(Stored items)
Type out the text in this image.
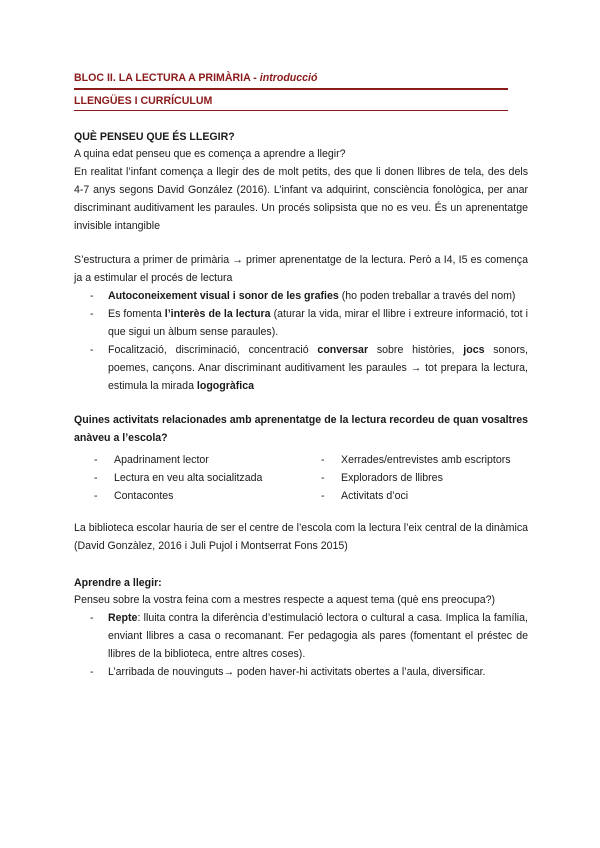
BLOC II. LA LECTURA A PRIMÀRIA - introducció
LLENGÜES I CURRÍCULUM
QUÈ PENSEU QUE ÉS LLEGIR?

A quina edat penseu que es comença a aprendre a llegir?

En realitat l’infant comença a llegir des de molt petits, des que li donen llibres de tela, des dels 4-7 anys segons David González (2016). L’infant va adquirint, consciència fonològica, per anar discriminant auditivament les paraules. Un procés solipsista que no es veu. És un aprenentatge invisible intangible

S’estructura a primer de primària → primer aprenentatge de la lectura. Però a I4, I5 es comença ja a estimular el procés de lectura

- Autoconeixement visual i sonor de les grafies (ho poden treballar a través del nom)
- Es fomenta l’interès de la lectura (aturar la vida, mirar el llibre i extreure informació, tot i que sigui un àlbum sense paraules).
- Focalització, discriminació, concentració conversar sobre històries, jocs sonors, poemes, cançons. Anar discriminant auditivament les paraules → tot prepara la lectura, estimula la mirada logogràfica
Quines activitats relacionades amb aprenentatge de la lectura recordeu de quan vosaltres anàveu a l’escola?
- Apadrinament lector
- Lectura en veu alta socialitzada
- Contacontes
- Xerrades/entrevistes amb escriptors
- Exploradors de llibres
- Activitats d’oci

La biblioteca escolar hauria de ser el centre de l’escola com la lectura l’eix central de la dinàmica (David Gonzàlez, 2016 i Juli Pujol i Montserrat Fons 2015)

Aprendre a llegir:

Penseu sobre la vostra feina com a mestres respecte a aquest tema (què ens preocupa?)

- Repte: lluita contra la diferència d’estimulació lectora o cultural a casa. Implica la família, enviant llibres a casa o recomanant. Fer pedagogia als pares (fomentant el préstec de llibres de la biblioteca, entre altres coses).
- L’arribada de nouvinguts→ poden haver-hi activitats obertes a l’aula, diversificar.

* **Challenge**
Leave the pictures out and reproduce all of the records exactly.

* **Completed exercise**
Type out the text in this image.
BLOC II. LA LECTURA A PRIMÀRIA - introducció
LLENGÜES I CURRÍCULUM
QUÈ PENSEU QUE ÉS LLEGIR?

A quina edat penseu que es comença a aprendre a llegir?

En realitat l’infant comença a llegir des de molt petits, des que li donen llibres de tela, des dels 4-7 anys segons David González (2016). L’infant va adquirint, consciència fonològica, per anar discriminant auditivament les paraules. Un procés solipsista que no es veu. És un aprenentatge invisible intangible

S’estructura a primer de primària → primer aprenentatge de la lectura. Però a I4, I5 es comença ja a estimular el procés de lectura

- Autoconeixement visual i sonor de les grafies (ho poden treballar a través del nom)
- Es fomenta l’interès de la lectura (aturar la vida, mirar el llibre i extreure informació, tot i que sigui un àlbum sense paraules).
- Focalització, discriminació, concentració conversar sobre històries, jocs sonors, poemes, cançons. Anar discriminant auditivament les paraules → tot prepara la lectura, estimula la mirada logogràfica
Quines activitats relacionades amb aprenentatge de la lectura recordeu de quan vosaltres anàveu a l’escola?
- Apadrinament lector
- Lectura en veu alta socialitzada
- Contacontes
- Xerrades/entrevistes amb escriptors
- Exploradors de llibres
- Activitats d’oci

La biblioteca escolar hauria de ser el centre de l’escola com la lectura l’eix central de la dinàmica (David Gonzàlez, 2016 i Juli Pujol i Montserrat Fons 2015)

Aprendre a llegir:

Penseu sobre la vostra feina com a mestres respecte a aquest tema (què ens preocupa?)

- Repte: lluita contra la diferència d’estimulació lectora o cultural a casa. Implica la família, enviant llibres a casa o recomanant. Fer pedagogia als pares (fomentant el préstec de llibres de la biblioteca, entre altres coses).
- L’arribada de nouvinguts→ poden haver-hi activitats obertes a l’aula, diversificar.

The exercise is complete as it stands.